* _READING PASSAGE_:
The Panama Canal is funded through the collection of tolls and does not use any taxpayer dollars for its operation.

Historical Information on the Panama Canal Lighthouses: In 1915, a paper was developed by Walter F. Beyer, former Assistant Engineer of the Isthmian Canal Commission, and presented to the International Engineering Congress in San Francisco, CA, on September 20-25, entitled "The Panama Canal-Design and Erection of Structures."

In his paper, Mr. Beyer takes the reader through the process of the design and construction of the lighthouses and other navigational aides that took place as the Canal was in the process of being built. While the report is very technical in nature, several passages are of great interest to anyone with an interest in lighthouses. These are summarized in the following paragraphs, followed by an update of information on the lighthouses today.

The report explains that, since the Canal was an entirely new waterway that went from ocean to ocean, the establishment of a whole new and independent system of aides to navigation along the waterway that could take advantage of modern technology, both in the layout of the system and in the construction of the various towers. Mr. Beyer describes the decisions that went into the design of the lighthouses, of which 46 were built to assist the pilots. In the Panama Canal operating area, there were a total of thirty-five lighthouses. Today, thirty-four lighthouses are still standing, of which twenty-eight are operational.

Construction: According to the lighting plan, it was determined that when, for any reason the ranges were not visible, the pilot had to depend entirely upon his compass and the sidelights and unlighted spar buoys, which mark the sides of the channel. These sidelights, as in other waterways, consisted of lighted beacons and gas buoys, the former used wherever a foundation could be constructed, either above or below water. These beacons and buoys were placed at all turning points and at convenient intervals along the sides of the channels, in pairs, two abreast, and are in general, about one mile apart. The unlighted spar buoys are placed in line with the beacons and gas buoys and midway between them.

* _WORKING DATA_:
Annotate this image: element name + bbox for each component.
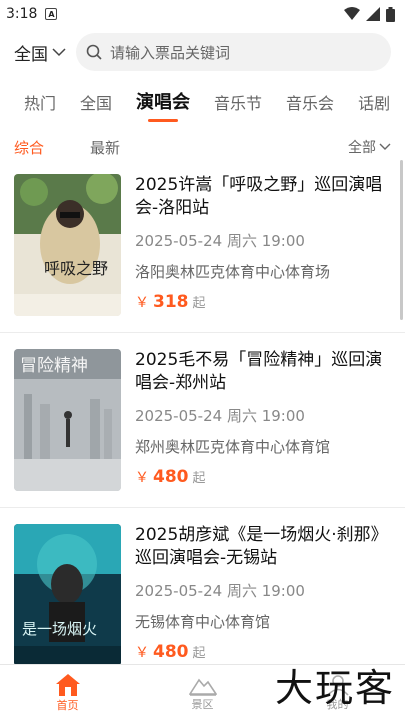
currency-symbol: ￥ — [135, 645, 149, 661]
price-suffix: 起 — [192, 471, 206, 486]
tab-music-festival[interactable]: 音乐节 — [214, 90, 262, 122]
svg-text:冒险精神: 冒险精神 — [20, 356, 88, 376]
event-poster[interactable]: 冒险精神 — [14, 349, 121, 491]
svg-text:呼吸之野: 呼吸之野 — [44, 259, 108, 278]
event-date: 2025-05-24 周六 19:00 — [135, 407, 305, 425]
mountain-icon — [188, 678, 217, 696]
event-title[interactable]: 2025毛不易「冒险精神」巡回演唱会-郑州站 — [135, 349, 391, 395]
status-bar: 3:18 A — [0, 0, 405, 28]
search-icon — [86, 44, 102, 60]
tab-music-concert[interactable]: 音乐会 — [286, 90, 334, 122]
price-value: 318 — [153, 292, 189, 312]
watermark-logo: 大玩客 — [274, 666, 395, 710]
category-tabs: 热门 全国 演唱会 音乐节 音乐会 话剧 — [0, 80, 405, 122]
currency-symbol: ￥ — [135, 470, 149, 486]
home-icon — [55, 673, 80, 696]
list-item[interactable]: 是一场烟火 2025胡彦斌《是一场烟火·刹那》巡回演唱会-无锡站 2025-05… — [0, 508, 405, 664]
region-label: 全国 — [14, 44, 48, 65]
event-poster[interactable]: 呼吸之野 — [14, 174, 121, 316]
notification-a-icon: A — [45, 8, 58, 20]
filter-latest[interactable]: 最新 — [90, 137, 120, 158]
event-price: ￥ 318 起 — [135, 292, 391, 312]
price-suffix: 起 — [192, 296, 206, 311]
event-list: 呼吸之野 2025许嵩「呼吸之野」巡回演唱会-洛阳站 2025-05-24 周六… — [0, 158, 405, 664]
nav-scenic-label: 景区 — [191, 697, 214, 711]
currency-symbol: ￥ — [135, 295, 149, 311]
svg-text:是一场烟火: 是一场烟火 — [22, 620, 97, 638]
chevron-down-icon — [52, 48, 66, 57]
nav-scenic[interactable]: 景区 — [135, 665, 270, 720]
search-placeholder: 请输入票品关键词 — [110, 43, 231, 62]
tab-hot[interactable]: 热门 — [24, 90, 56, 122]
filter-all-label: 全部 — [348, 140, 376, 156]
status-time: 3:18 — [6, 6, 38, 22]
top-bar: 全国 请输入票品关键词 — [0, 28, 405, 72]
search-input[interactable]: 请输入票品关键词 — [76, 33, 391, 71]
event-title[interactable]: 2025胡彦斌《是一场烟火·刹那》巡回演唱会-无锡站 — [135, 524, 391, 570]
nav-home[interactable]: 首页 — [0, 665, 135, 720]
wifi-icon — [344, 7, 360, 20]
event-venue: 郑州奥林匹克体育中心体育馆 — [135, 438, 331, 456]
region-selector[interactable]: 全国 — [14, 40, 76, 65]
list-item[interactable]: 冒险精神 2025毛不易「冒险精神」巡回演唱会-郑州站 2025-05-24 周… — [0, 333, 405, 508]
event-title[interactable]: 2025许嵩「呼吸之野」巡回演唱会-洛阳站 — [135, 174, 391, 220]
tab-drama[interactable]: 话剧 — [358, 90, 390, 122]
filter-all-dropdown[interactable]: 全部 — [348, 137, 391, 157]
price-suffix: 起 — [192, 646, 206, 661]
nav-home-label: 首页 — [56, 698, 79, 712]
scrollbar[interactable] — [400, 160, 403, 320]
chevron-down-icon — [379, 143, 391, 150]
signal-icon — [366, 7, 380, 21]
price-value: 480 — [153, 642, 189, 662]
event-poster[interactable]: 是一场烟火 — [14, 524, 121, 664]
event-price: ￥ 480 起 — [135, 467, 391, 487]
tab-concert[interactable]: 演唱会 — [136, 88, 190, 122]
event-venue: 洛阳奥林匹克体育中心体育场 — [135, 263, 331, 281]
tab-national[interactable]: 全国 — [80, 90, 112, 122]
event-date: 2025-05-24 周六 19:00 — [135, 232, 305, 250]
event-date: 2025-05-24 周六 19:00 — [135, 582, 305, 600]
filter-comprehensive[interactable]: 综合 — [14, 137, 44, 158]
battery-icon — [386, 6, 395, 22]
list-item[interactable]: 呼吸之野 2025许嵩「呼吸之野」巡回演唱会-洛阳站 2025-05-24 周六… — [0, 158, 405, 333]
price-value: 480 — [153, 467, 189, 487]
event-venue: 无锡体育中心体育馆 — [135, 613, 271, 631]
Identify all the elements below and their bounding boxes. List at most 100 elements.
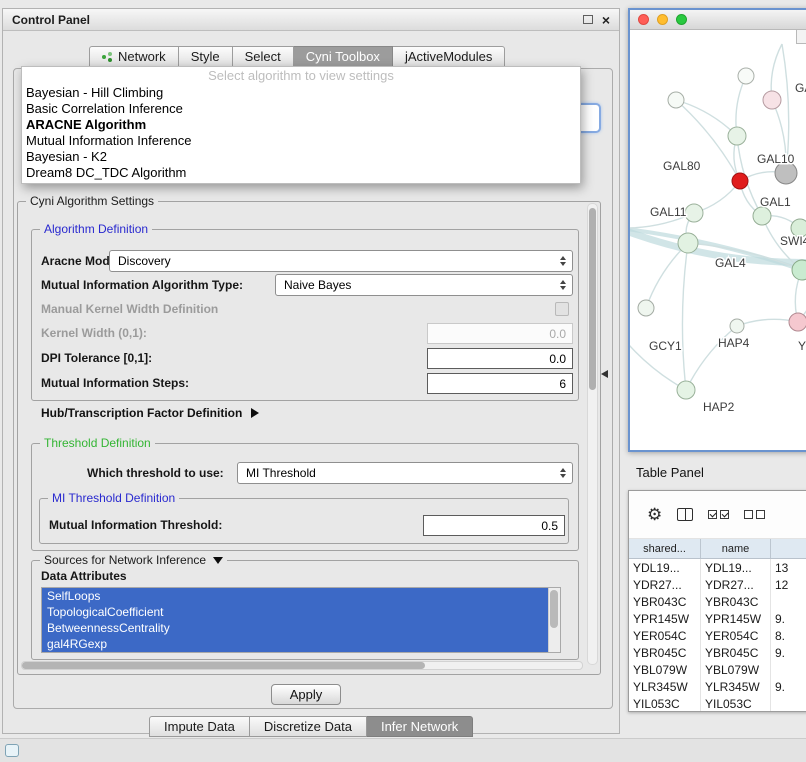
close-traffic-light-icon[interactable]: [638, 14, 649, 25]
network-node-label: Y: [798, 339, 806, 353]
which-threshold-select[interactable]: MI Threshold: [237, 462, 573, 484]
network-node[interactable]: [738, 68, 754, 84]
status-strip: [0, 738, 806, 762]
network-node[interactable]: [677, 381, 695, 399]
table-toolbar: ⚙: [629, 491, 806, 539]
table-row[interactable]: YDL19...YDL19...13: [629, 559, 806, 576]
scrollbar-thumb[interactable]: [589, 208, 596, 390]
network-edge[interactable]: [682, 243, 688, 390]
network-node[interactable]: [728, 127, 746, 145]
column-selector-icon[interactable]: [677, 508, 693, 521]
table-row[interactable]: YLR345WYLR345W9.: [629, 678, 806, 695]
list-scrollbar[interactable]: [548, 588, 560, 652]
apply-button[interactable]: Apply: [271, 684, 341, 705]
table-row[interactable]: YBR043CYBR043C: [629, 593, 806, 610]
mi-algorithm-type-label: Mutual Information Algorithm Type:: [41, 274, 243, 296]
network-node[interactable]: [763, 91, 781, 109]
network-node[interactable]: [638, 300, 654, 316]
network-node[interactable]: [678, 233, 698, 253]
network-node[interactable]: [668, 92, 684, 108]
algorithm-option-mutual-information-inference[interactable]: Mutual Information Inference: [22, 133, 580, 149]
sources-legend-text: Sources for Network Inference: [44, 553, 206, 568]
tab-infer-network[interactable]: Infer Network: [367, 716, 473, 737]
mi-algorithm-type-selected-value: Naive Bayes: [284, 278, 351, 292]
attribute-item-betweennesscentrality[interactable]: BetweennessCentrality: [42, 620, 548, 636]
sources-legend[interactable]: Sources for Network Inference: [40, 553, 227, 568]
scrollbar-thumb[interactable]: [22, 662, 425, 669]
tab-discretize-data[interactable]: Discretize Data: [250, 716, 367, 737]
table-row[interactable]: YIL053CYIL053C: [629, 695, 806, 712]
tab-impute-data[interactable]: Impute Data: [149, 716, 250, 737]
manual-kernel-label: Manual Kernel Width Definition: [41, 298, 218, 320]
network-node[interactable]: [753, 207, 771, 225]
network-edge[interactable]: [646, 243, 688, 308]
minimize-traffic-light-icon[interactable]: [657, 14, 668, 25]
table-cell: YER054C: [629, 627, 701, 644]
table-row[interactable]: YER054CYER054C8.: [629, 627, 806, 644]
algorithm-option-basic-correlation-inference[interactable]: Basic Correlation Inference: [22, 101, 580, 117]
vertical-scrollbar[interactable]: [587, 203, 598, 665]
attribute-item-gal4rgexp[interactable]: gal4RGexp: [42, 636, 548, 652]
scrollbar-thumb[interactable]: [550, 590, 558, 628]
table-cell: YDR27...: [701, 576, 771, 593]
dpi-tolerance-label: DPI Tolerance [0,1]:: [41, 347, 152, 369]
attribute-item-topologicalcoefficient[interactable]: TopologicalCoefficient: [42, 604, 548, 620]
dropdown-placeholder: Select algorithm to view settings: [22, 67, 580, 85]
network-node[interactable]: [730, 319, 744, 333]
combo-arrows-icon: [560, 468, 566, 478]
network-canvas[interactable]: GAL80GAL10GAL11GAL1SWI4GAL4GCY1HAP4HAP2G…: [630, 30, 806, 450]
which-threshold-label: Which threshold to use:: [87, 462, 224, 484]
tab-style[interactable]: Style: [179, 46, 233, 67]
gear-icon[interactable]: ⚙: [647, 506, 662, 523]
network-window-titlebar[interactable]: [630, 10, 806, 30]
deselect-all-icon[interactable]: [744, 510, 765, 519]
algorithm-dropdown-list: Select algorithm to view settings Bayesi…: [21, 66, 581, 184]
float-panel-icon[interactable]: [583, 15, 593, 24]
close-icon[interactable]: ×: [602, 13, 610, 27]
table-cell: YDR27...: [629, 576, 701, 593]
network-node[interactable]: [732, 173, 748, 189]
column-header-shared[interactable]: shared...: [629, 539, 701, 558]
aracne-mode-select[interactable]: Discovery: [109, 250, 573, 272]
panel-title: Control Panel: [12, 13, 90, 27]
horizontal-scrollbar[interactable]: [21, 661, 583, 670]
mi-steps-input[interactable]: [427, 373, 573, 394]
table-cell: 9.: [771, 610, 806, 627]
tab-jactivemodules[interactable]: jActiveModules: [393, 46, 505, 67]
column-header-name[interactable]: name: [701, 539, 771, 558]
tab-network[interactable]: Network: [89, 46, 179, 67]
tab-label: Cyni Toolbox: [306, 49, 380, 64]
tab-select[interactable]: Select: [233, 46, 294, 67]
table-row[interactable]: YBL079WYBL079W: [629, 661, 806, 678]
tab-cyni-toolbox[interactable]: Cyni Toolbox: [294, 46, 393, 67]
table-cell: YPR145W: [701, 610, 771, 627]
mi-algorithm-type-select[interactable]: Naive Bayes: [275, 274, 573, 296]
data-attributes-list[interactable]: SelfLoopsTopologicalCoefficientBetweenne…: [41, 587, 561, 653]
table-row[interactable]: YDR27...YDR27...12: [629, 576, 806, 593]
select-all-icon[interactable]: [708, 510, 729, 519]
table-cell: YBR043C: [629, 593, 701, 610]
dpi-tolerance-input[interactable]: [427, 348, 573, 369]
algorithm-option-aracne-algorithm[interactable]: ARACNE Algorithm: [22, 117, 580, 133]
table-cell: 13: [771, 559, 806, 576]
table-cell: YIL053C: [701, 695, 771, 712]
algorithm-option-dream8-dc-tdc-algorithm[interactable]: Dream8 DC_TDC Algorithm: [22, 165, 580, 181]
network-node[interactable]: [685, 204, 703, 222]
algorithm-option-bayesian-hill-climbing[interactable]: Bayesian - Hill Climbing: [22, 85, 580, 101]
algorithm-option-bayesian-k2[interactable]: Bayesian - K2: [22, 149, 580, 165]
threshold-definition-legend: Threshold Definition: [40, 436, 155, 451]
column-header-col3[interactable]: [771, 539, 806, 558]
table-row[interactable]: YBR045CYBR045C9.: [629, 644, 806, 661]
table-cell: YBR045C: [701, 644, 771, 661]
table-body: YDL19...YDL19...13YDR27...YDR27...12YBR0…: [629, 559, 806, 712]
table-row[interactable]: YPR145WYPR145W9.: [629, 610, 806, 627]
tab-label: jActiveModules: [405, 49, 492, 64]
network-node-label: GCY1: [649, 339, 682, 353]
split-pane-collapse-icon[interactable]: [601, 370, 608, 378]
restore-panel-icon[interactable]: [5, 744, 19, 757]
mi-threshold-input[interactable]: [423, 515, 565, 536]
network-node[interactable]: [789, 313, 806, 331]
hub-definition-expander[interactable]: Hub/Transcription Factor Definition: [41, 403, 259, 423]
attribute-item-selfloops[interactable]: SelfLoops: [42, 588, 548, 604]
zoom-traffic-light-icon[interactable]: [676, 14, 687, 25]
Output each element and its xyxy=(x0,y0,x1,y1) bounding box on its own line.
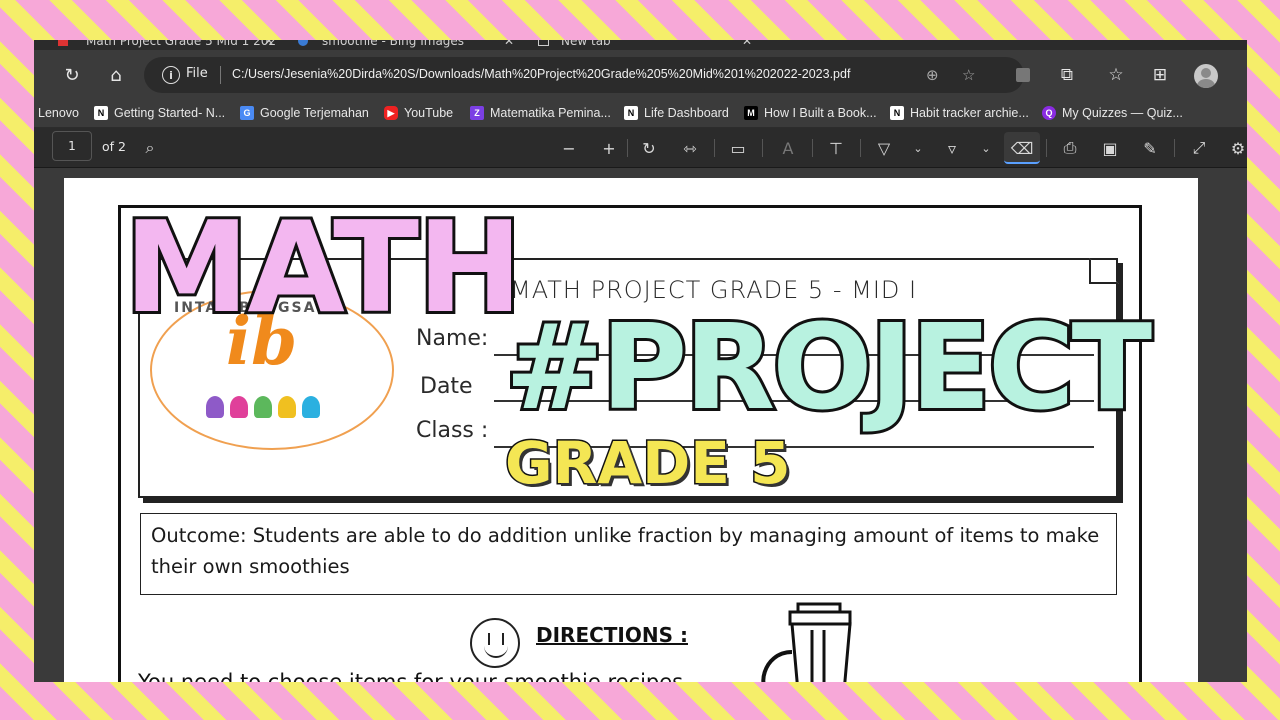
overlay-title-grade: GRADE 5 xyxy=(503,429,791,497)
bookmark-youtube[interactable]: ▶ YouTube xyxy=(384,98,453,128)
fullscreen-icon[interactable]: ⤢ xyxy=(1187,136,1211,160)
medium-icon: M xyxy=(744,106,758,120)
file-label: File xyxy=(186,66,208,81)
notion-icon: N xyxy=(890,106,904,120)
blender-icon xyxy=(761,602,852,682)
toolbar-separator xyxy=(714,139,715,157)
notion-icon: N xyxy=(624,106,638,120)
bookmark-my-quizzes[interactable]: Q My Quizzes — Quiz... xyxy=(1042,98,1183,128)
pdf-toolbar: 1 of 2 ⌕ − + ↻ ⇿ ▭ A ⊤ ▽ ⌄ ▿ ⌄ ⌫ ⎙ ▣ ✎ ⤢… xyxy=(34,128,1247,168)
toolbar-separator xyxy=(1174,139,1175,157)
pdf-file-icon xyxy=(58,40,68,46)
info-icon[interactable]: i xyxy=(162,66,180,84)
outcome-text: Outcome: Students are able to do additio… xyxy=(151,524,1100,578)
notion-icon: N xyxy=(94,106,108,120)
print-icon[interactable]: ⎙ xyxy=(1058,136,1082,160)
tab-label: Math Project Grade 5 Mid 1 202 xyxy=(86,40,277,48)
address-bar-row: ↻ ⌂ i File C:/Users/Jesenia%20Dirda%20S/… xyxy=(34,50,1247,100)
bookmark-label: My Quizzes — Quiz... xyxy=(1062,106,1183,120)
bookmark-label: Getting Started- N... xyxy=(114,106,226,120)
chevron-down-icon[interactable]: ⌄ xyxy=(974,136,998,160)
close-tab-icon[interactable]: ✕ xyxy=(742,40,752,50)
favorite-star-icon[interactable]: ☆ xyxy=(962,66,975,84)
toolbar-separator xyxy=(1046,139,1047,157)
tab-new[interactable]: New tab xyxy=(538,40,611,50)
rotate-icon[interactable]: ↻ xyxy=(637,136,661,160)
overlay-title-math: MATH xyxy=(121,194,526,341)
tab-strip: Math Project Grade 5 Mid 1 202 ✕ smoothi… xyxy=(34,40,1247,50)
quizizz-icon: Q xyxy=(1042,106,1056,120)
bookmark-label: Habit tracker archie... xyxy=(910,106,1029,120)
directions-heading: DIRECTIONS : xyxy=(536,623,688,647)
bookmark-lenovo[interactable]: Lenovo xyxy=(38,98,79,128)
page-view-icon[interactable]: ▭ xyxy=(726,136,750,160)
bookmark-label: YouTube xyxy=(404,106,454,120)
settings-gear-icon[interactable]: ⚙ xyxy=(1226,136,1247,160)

* _GIVEN INSTRUCTION 1_:
Using the passage on the Panama Canal lighthouses, answer:
(a) What was the title of the paper Walter F. Beyer presented in 1915?
(b) How many lighthouses in the Panama Canal operating area are operational today?
(c) About how far apart are the beacons and buoys along the sides of the channels?
* _GIVEN INSTRUCTION 2_:
Give again, character for character, the lines of the records between the lines holding "currency-symbol: ￥ — [135, 645, 149, 661]" and "event-date: 2025-05-24 周六 19:00 — [135, 407, 305, 425]", inclusive.

* _CORRECT RESPONSE 1_:
(a) "The Panama Canal-Design and Erection of Structures."
(b) Twenty-eight.
(c) About one mile.

* _CORRECT RESPONSE 2_:
currency-symbol: ￥ — [135, 645, 149, 661]
price-suffix: 起 — [192, 471, 206, 486]
tab-music-festival[interactable]: 音乐节 — [214, 90, 262, 122]
svg-text:冒险精神: 冒险精神 — [20, 356, 88, 376]
event-poster[interactable]: 冒险精神 — [14, 349, 121, 491]
svg-text:呼吸之野: 呼吸之野 — [44, 259, 108, 278]
event-date: 2025-05-24 周六 19:00 — [135, 407, 305, 425]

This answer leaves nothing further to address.